** start **

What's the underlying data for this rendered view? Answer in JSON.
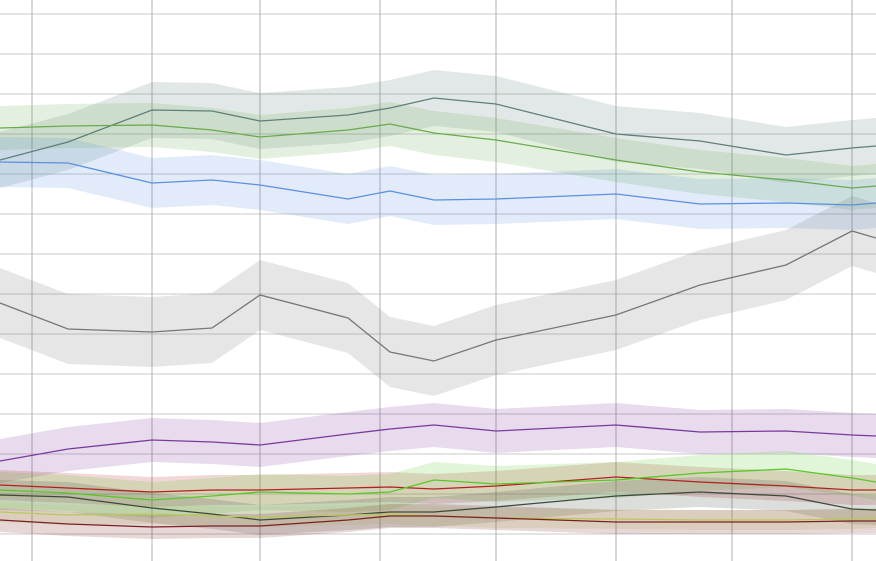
{
  "chart_data": {
    "type": "line",
    "x": [
      0,
      68,
      152,
      212,
      260,
      348,
      390,
      434,
      496,
      616,
      700,
      786,
      852,
      876
    ],
    "xlim": [
      0,
      876
    ],
    "ylim": [
      561,
      0
    ],
    "xticks": [
      32,
      152,
      260,
      380,
      496,
      616,
      732,
      852
    ],
    "yticks": [
      14,
      54,
      94,
      134,
      174,
      214,
      254,
      294,
      334,
      374,
      414,
      454,
      494,
      534
    ],
    "grid": true,
    "series": [
      {
        "color": "#5f7f7a",
        "band": 28,
        "values": [
          160,
          142,
          110,
          111,
          121,
          115,
          108,
          98,
          104,
          134,
          141,
          155,
          148,
          146
        ]
      },
      {
        "color": "#6aaa4f",
        "band": 22,
        "values": [
          128,
          126,
          125,
          130,
          137,
          130,
          124,
          133,
          140,
          160,
          172,
          180,
          188,
          186
        ]
      },
      {
        "color": "#5b8fe0",
        "band": 25,
        "values": [
          162,
          163,
          183,
          180,
          185,
          199,
          191,
          200,
          199,
          194,
          204,
          203,
          205,
          203
        ]
      },
      {
        "color": "#777777",
        "band": 35,
        "values": [
          303,
          329,
          332,
          328,
          295,
          318,
          352,
          361,
          340,
          315,
          285,
          265,
          231,
          238
        ]
      },
      {
        "color": "#7a3a9a",
        "band": 22,
        "values": [
          461,
          449,
          440,
          442,
          445,
          434,
          429,
          425,
          431,
          425,
          432,
          431,
          435,
          436
        ]
      },
      {
        "color": "#b22020",
        "band": 15,
        "values": [
          485,
          488,
          492,
          490,
          490,
          488,
          487,
          489,
          486,
          477,
          482,
          486,
          490,
          490
        ]
      },
      {
        "color": "#58c828",
        "band": 18,
        "values": [
          490,
          493,
          500,
          496,
          492,
          494,
          492,
          480,
          484,
          480,
          473,
          469,
          478,
          482
        ]
      },
      {
        "color": "#3c4a3c",
        "band": 15,
        "values": [
          495,
          497,
          508,
          514,
          520,
          515,
          512,
          512,
          507,
          496,
          492,
          496,
          509,
          510
        ]
      },
      {
        "color": "#b8c85a",
        "band": 10,
        "values": [
          512,
          515,
          514,
          516,
          517,
          515,
          514,
          516,
          518,
          519,
          520,
          520,
          519,
          518
        ]
      },
      {
        "color": "#7a2020",
        "band": 12,
        "values": [
          520,
          524,
          527,
          526,
          526,
          520,
          516,
          516,
          518,
          522,
          522,
          522,
          521,
          521
        ]
      }
    ]
  }
}
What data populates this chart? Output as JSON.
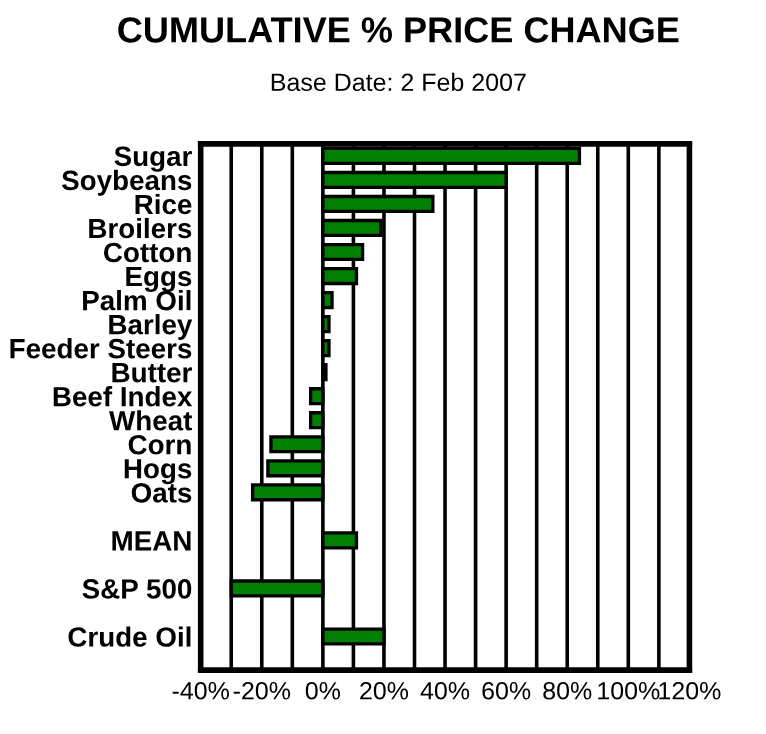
{
  "chart_data": {
    "type": "bar",
    "orientation": "horizontal",
    "title": "CUMULATIVE % PRICE CHANGE",
    "subtitle": "Base Date: 2 Feb 2007",
    "categories": [
      "Sugar",
      "Soybeans",
      "Rice",
      "Broilers",
      "Cotton",
      "Eggs",
      "Palm Oil",
      "Barley",
      "Feeder Steers",
      "Butter",
      "Beef Index",
      "Wheat",
      "Corn",
      "Hogs",
      "Oats",
      null,
      "MEAN",
      null,
      "S&P 500",
      null,
      "Crude Oil"
    ],
    "values": [
      84,
      60,
      36,
      19,
      13,
      11,
      3,
      2,
      2,
      1,
      -4,
      -4,
      -17,
      -18,
      -23,
      null,
      11,
      null,
      -30,
      null,
      20
    ],
    "color": "#008000",
    "xlim": [
      -40,
      120
    ],
    "xticks": [
      {
        "value": -40,
        "label": "-40%"
      },
      {
        "value": -30,
        "label": null
      },
      {
        "value": -20,
        "label": "-20%"
      },
      {
        "value": -10,
        "label": null
      },
      {
        "value": 0,
        "label": "0%"
      },
      {
        "value": 10,
        "label": null
      },
      {
        "value": 20,
        "label": "20%"
      },
      {
        "value": 30,
        "label": null
      },
      {
        "value": 40,
        "label": "40%"
      },
      {
        "value": 50,
        "label": null
      },
      {
        "value": 60,
        "label": "60%"
      },
      {
        "value": 70,
        "label": null
      },
      {
        "value": 80,
        "label": "80%"
      },
      {
        "value": 90,
        "label": null
      },
      {
        "value": 100,
        "label": "100%"
      },
      {
        "value": 110,
        "label": null
      },
      {
        "value": 120,
        "label": "120%"
      }
    ],
    "grid": "x"
  }
}
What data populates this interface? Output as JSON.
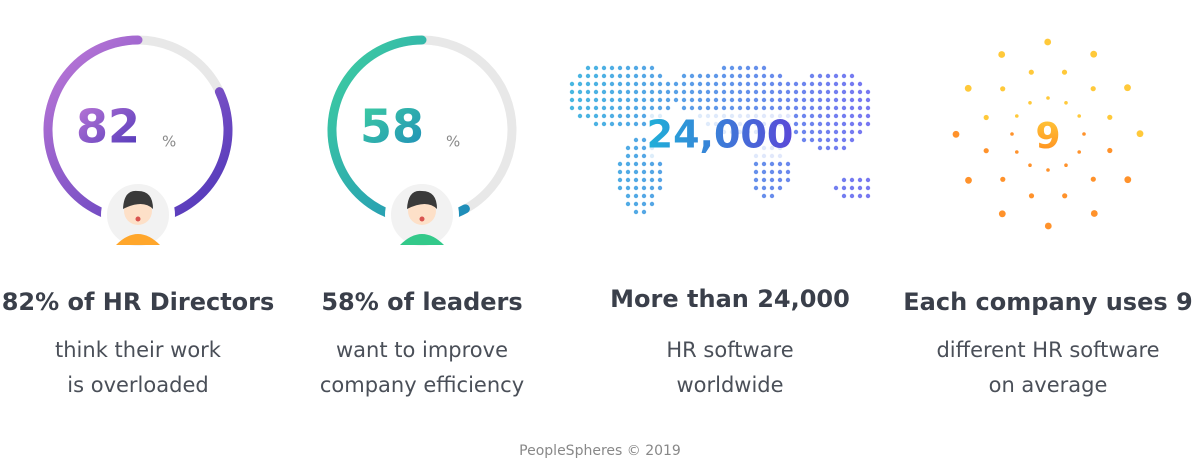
{
  "stats": [
    {
      "value": 82,
      "unit": "%",
      "title": "82% of HR Directors",
      "description": [
        "think their work",
        "is overloaded"
      ]
    },
    {
      "value": 58,
      "unit": "%",
      "title": "58% of leaders",
      "description": [
        "want to improve",
        "company efficiency"
      ]
    },
    {
      "value": "24,000",
      "title": "More than 24,000",
      "description": [
        "HR software",
        "worldwide"
      ]
    },
    {
      "value": 9,
      "title": "Each company uses 9",
      "description": [
        "different HR software",
        "on average"
      ]
    }
  ],
  "footer": "PeopleSpheres © 2019"
}
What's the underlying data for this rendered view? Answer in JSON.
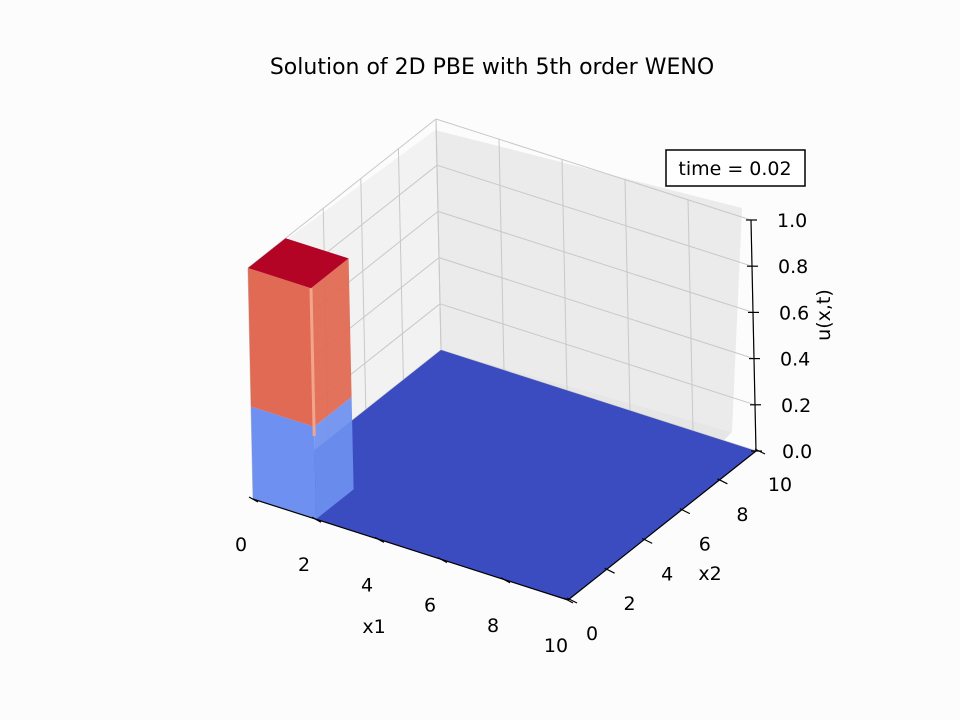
{
  "chart_data": {
    "type": "surface3d",
    "title": "Solution of 2D PBE with 5th order WENO",
    "xlabel": "x1",
    "ylabel": "x2",
    "zlabel": "u(x,t)",
    "annotation": "time = 0.02",
    "xlim": [
      0,
      10
    ],
    "ylim": [
      0,
      10
    ],
    "zlim": [
      0,
      1
    ],
    "x_ticks": [
      0,
      2,
      4,
      6,
      8,
      10
    ],
    "y_ticks": [
      0,
      2,
      4,
      6,
      8,
      10
    ],
    "z_ticks": [
      "0.0",
      "0.2",
      "0.4",
      "0.6",
      "0.8",
      "1.0"
    ],
    "grid": true,
    "colormap": "coolwarm",
    "colors": {
      "floor": "#3b4cc0",
      "lower_block": "#6e90f0",
      "upper_block": "#e06a53",
      "block_top": "#b40426",
      "highlight": "#f2a58b"
    },
    "surface": {
      "background_value": 0.0,
      "feature": {
        "x1_range": [
          0,
          2
        ],
        "x2_range": [
          0,
          2
        ],
        "levels": [
          {
            "z_range": [
              0.0,
              0.4
            ],
            "value": 0.3
          },
          {
            "z_range": [
              0.4,
              1.0
            ],
            "value": 0.8
          },
          {
            "z_range": [
              1.0,
              1.0
            ],
            "value": 1.0
          }
        ]
      }
    }
  }
}
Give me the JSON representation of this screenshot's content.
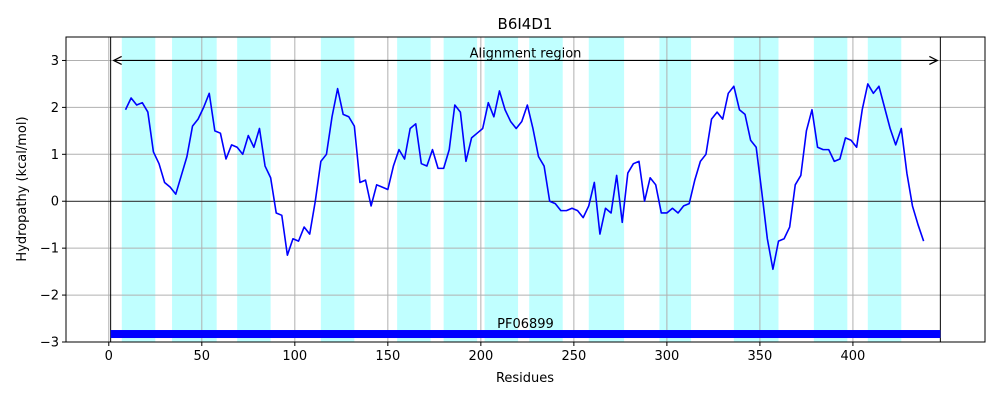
{
  "chart_data": {
    "type": "line",
    "title": "B6I4D1",
    "xlabel": "Residues",
    "ylabel": "Hydropathy (kcal/mol)",
    "xlim": [
      -23,
      471
    ],
    "ylim": [
      -3,
      3.5
    ],
    "xticks": [
      0,
      50,
      100,
      150,
      200,
      250,
      300,
      350,
      400
    ],
    "yticks": [
      -3,
      -2,
      -1,
      0,
      1,
      2,
      3
    ],
    "grid": true,
    "line_color": "#0000ff",
    "band_color": "#c0ffff",
    "domain_color": "#0000ff",
    "alignment_region": {
      "label": "Alignment region",
      "start": 1,
      "end": 447,
      "y": 3
    },
    "domain": {
      "label": "PF06899",
      "start": 1,
      "end": 447
    },
    "hydrophobic_bands": [
      [
        7,
        25
      ],
      [
        34,
        58
      ],
      [
        69,
        87
      ],
      [
        114,
        132
      ],
      [
        155,
        173
      ],
      [
        180,
        198
      ],
      [
        202,
        220
      ],
      [
        226,
        244
      ],
      [
        258,
        277
      ],
      [
        296,
        313
      ],
      [
        336,
        360
      ],
      [
        379,
        397
      ],
      [
        408,
        426
      ]
    ],
    "series": [
      {
        "x": [
          9,
          12,
          15,
          18,
          21,
          24,
          27,
          30,
          33,
          36,
          39,
          42,
          45,
          48,
          51,
          54,
          57,
          60,
          63,
          66,
          69,
          72,
          75,
          78,
          81,
          84,
          87,
          90,
          93,
          96,
          99,
          102,
          105,
          108,
          111,
          114,
          117,
          120,
          123,
          126,
          129,
          132,
          135,
          138,
          141,
          144,
          147,
          150,
          153,
          156,
          159,
          162,
          165,
          168,
          171,
          174,
          177,
          180,
          183,
          186,
          189,
          192,
          195,
          198,
          201,
          204,
          207,
          210,
          213,
          216,
          219,
          222,
          225,
          228,
          231,
          234,
          237,
          240,
          243,
          246,
          249,
          252,
          255,
          258,
          261,
          264,
          267,
          270,
          273,
          276,
          279,
          282,
          285,
          288,
          291,
          294,
          297,
          300,
          303,
          306,
          309,
          312,
          315,
          318,
          321,
          324,
          327,
          330,
          333,
          336,
          339,
          342,
          345,
          348,
          351,
          354,
          357,
          360,
          363,
          366,
          369,
          372,
          375,
          378,
          381,
          384,
          387,
          390,
          393,
          396,
          399,
          402,
          405,
          408,
          411,
          414,
          417,
          420,
          423,
          426,
          429,
          432,
          435,
          438
        ],
        "values": [
          1.95,
          2.2,
          2.05,
          2.1,
          1.9,
          1.05,
          0.8,
          0.4,
          0.3,
          0.15,
          0.55,
          0.95,
          1.6,
          1.75,
          2.0,
          2.3,
          1.5,
          1.45,
          0.9,
          1.2,
          1.15,
          1.0,
          1.4,
          1.15,
          1.55,
          0.75,
          0.5,
          -0.25,
          -0.3,
          -1.15,
          -0.8,
          -0.85,
          -0.55,
          -0.7,
          0.0,
          0.85,
          1.0,
          1.8,
          2.4,
          1.85,
          1.8,
          1.6,
          0.4,
          0.45,
          -0.1,
          0.35,
          0.3,
          0.25,
          0.75,
          1.1,
          0.9,
          1.55,
          1.65,
          0.8,
          0.75,
          1.1,
          0.7,
          0.7,
          1.1,
          2.05,
          1.9,
          0.85,
          1.35,
          1.45,
          1.55,
          2.1,
          1.8,
          2.35,
          1.95,
          1.7,
          1.55,
          1.7,
          2.05,
          1.55,
          0.95,
          0.75,
          0.0,
          -0.05,
          -0.2,
          -0.2,
          -0.15,
          -0.2,
          -0.35,
          -0.1,
          0.4,
          -0.7,
          -0.15,
          -0.25,
          0.55,
          -0.45,
          0.6,
          0.8,
          0.85,
          0.0,
          0.5,
          0.35,
          -0.25,
          -0.25,
          -0.15,
          -0.25,
          -0.1,
          -0.05,
          0.45,
          0.85,
          1.0,
          1.75,
          1.9,
          1.75,
          2.3,
          2.45,
          1.95,
          1.85,
          1.3,
          1.15,
          0.2,
          -0.8,
          -1.45,
          -0.85,
          -0.8,
          -0.55,
          0.35,
          0.55,
          1.5,
          1.95,
          1.15,
          1.1,
          1.1,
          0.85,
          0.9,
          1.35,
          1.3,
          1.15,
          1.95,
          2.5,
          2.3,
          2.45,
          2.0,
          1.55,
          1.2,
          1.55,
          0.6,
          -0.1,
          -0.5,
          -0.85
        ]
      }
    ]
  }
}
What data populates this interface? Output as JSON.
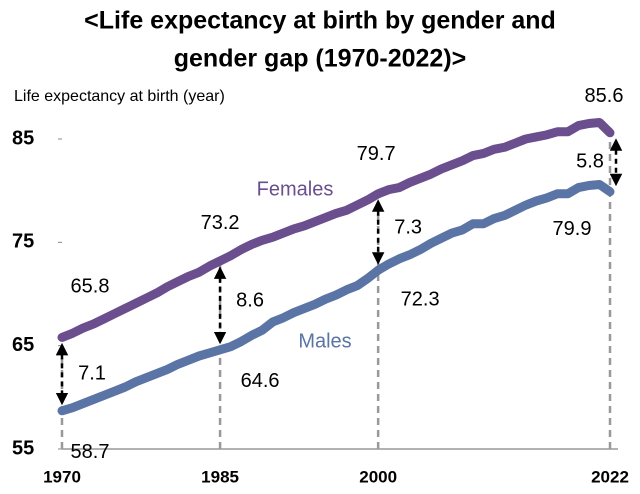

** end **

### Exercise objective
Reproduce each line of the entries in which the word "company" is found.

### Exercise output
        "company efficiency"
      "title": "Each company uses 9",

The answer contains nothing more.